** START WORKING DATA **

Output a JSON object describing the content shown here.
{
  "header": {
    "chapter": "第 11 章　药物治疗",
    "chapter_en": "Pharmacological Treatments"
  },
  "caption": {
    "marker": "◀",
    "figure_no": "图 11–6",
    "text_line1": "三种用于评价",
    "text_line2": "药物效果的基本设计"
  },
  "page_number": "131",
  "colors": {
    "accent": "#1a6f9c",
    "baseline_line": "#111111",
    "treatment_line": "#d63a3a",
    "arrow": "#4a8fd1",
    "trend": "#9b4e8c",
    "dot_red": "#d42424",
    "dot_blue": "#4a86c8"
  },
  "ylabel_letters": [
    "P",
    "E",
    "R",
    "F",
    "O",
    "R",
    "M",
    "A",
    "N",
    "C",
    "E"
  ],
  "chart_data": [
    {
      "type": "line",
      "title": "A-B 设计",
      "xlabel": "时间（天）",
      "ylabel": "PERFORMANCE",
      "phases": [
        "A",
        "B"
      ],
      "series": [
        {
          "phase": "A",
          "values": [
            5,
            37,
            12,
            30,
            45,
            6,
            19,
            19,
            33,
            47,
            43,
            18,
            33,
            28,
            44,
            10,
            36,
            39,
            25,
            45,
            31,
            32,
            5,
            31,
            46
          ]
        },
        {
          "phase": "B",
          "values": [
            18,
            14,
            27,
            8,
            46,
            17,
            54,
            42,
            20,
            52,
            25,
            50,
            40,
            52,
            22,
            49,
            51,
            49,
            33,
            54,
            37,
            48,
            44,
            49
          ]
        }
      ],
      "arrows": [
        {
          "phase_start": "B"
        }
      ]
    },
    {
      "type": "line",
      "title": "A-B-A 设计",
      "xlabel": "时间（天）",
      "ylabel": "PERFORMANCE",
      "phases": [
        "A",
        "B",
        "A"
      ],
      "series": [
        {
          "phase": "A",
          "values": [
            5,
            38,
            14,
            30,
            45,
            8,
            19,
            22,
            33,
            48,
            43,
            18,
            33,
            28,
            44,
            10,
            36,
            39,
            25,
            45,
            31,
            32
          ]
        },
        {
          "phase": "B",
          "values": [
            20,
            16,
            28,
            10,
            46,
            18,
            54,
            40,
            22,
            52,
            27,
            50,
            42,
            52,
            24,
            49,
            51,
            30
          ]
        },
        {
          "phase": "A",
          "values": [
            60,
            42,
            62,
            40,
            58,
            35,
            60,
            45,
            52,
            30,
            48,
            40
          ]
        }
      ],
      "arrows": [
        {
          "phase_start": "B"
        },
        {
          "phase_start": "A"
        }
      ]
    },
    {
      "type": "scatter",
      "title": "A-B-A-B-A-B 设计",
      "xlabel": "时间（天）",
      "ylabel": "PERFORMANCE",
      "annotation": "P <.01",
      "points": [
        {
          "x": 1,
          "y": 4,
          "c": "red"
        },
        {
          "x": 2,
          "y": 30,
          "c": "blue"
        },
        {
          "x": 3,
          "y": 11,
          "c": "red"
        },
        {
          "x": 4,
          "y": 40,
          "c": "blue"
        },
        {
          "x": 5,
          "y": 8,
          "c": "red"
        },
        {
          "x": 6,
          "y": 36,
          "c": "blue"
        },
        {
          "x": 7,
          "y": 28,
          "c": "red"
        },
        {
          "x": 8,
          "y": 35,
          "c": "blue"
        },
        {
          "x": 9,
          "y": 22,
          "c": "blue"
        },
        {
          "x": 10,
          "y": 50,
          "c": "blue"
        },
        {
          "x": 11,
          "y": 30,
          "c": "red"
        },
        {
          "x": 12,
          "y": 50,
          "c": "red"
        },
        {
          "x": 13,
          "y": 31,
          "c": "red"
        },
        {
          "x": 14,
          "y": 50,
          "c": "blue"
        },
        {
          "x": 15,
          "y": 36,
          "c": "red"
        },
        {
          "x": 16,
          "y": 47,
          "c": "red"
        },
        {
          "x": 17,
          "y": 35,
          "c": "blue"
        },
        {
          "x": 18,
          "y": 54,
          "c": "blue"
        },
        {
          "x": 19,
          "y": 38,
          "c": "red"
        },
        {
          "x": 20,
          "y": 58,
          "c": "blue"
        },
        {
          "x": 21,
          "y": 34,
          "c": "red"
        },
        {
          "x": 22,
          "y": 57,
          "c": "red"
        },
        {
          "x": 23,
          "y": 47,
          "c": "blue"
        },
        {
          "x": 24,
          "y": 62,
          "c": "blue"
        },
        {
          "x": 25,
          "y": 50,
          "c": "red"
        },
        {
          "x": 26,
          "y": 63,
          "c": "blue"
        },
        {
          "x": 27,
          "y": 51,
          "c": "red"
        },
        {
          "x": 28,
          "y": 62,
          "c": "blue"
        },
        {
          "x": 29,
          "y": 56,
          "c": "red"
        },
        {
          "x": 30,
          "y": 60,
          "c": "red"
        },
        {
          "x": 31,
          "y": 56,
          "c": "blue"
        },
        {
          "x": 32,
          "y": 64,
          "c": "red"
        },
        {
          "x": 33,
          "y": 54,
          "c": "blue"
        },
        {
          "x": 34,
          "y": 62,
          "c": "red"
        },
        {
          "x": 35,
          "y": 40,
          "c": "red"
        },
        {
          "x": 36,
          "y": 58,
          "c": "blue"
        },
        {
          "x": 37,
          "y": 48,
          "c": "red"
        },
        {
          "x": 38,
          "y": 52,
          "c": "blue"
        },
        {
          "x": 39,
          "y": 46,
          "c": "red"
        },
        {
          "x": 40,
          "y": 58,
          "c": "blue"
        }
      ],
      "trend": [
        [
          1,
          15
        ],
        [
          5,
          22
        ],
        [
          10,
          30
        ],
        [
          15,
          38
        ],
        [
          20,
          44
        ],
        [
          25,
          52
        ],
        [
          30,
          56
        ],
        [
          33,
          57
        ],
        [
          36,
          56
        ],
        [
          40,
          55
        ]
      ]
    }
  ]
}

** END WORKING DATA **

[STATED TASK]: Nothing may be left out: return each entry exactly as it reads.

[ANSWER IN FULL]:
Output a JSON object describing the content shown here.
{
  "header": {
    "chapter": "第 11 章　药物治疗",
    "chapter_en": "Pharmacological Treatments"
  },
  "caption": {
    "marker": "◀",
    "figure_no": "图 11–6",
    "text_line1": "三种用于评价",
    "text_line2": "药物效果的基本设计"
  },
  "page_number": "131",
  "colors": {
    "accent": "#1a6f9c",
    "baseline_line": "#111111",
    "treatment_line": "#d63a3a",
    "arrow": "#4a8fd1",
    "trend": "#9b4e8c",
    "dot_red": "#d42424",
    "dot_blue": "#4a86c8"
  },
  "ylabel_letters": [
    "P",
    "E",
    "R",
    "F",
    "O",
    "R",
    "M",
    "A",
    "N",
    "C",
    "E"
  ],
  "chart_data": [
    {
      "type": "line",
      "title": "A-B 设计",
      "xlabel": "时间（天）",
      "ylabel": "PERFORMANCE",
      "phases": [
        "A",
        "B"
      ],
      "series": [
        {
          "phase": "A",
          "values": [
            5,
            37,
            12,
            30,
            45,
            6,
            19,
            19,
            33,
            47,
            43,
            18,
            33,
            28,
            44,
            10,
            36,
            39,
            25,
            45,
            31,
            32,
            5,
            31,
            46
          ]
        },
        {
          "phase": "B",
          "values": [
            18,
            14,
            27,
            8,
            46,
            17,
            54,
            42,
            20,
            52,
            25,
            50,
            40,
            52,
            22,
            49,
            51,
            49,
            33,
            54,
            37,
            48,
            44,
            49
          ]
        }
      ],
      "arrows": [
        {
          "phase_start": "B"
        }
      ]
    },
    {
      "type": "line",
      "title": "A-B-A 设计",
      "xlabel": "时间（天）",
      "ylabel": "PERFORMANCE",
      "phases": [
        "A",
        "B",
        "A"
      ],
      "series": [
        {
          "phase": "A",
          "values": [
            5,
            38,
            14,
            30,
            45,
            8,
            19,
            22,
            33,
            48,
            43,
            18,
            33,
            28,
            44,
            10,
            36,
            39,
            25,
            45,
            31,
            32
          ]
        },
        {
          "phase": "B",
          "values": [
            20,
            16,
            28,
            10,
            46,
            18,
            54,
            40,
            22,
            52,
            27,
            50,
            42,
            52,
            24,
            49,
            51,
            30
          ]
        },
        {
          "phase": "A",
          "values": [
            60,
            42,
            62,
            40,
            58,
            35,
            60,
            45,
            52,
            30,
            48,
            40
          ]
        }
      ],
      "arrows": [
        {
          "phase_start": "B"
        },
        {
          "phase_start": "A"
        }
      ]
    },
    {
      "type": "scatter",
      "title": "A-B-A-B-A-B 设计",
      "xlabel": "时间（天）",
      "ylabel": "PERFORMANCE",
      "annotation": "P <.01",
      "points": [
        {
          "x": 1,
          "y": 4,
          "c": "red"
        },
        {
          "x": 2,
          "y": 30,
          "c": "blue"
        },
        {
          "x": 3,
          "y": 11,
          "c": "red"
        },
        {
          "x": 4,
          "y": 40,
          "c": "blue"
        },
        {
          "x": 5,
          "y": 8,
          "c": "red"
        },
        {
          "x": 6,
          "y": 36,
          "c": "blue"
        },
        {
          "x": 7,
          "y": 28,
          "c": "red"
        },
        {
          "x": 8,
          "y": 35,
          "c": "blue"
        },
        {
          "x": 9,
          "y": 22,
          "c": "blue"
        },
        {
          "x": 10,
          "y": 50,
          "c": "blue"
        },
        {
          "x": 11,
          "y": 30,
          "c": "red"
        },
        {
          "x": 12,
          "y": 50,
          "c": "red"
        },
        {
          "x": 13,
          "y": 31,
          "c": "red"
        },
        {
          "x": 14,
          "y": 50,
          "c": "blue"
        },
        {
          "x": 15,
          "y": 36,
          "c": "red"
        },
        {
          "x": 16,
          "y": 47,
          "c": "red"
        },
        {
          "x": 17,
          "y": 35,
          "c": "blue"
        },
        {
          "x": 18,
          "y": 54,
          "c": "blue"
        },
        {
          "x": 19,
          "y": 38,
          "c": "red"
        },
        {
          "x": 20,
          "y": 58,
          "c": "blue"
        },
        {
          "x": 21,
          "y": 34,
          "c": "red"
        },
        {
          "x": 22,
          "y": 57,
          "c": "red"
        },
        {
          "x": 23,
          "y": 47,
          "c": "blue"
        },
        {
          "x": 24,
          "y": 62,
          "c": "blue"
        },
        {
          "x": 25,
          "y": 50,
          "c": "red"
        },
        {
          "x": 26,
          "y": 63,
          "c": "blue"
        },
        {
          "x": 27,
          "y": 51,
          "c": "red"
        },
        {
          "x": 28,
          "y": 62,
          "c": "blue"
        },
        {
          "x": 29,
          "y": 56,
          "c": "red"
        },
        {
          "x": 30,
          "y": 60,
          "c": "red"
        },
        {
          "x": 31,
          "y": 56,
          "c": "blue"
        },
        {
          "x": 32,
          "y": 64,
          "c": "red"
        },
        {
          "x": 33,
          "y": 54,
          "c": "blue"
        },
        {
          "x": 34,
          "y": 62,
          "c": "red"
        },
        {
          "x": 35,
          "y": 40,
          "c": "red"
        },
        {
          "x": 36,
          "y": 58,
          "c": "blue"
        },
        {
          "x": 37,
          "y": 48,
          "c": "red"
        },
        {
          "x": 38,
          "y": 52,
          "c": "blue"
        },
        {
          "x": 39,
          "y": 46,
          "c": "red"
        },
        {
          "x": 40,
          "y": 58,
          "c": "blue"
        }
      ],
      "trend": [
        [
          1,
          15
        ],
        [
          5,
          22
        ],
        [
          10,
          30
        ],
        [
          15,
          38
        ],
        [
          20,
          44
        ],
        [
          25,
          52
        ],
        [
          30,
          56
        ],
        [
          33,
          57
        ],
        [
          36,
          56
        ],
        [
          40,
          55
        ]
      ]
    }
  ]
}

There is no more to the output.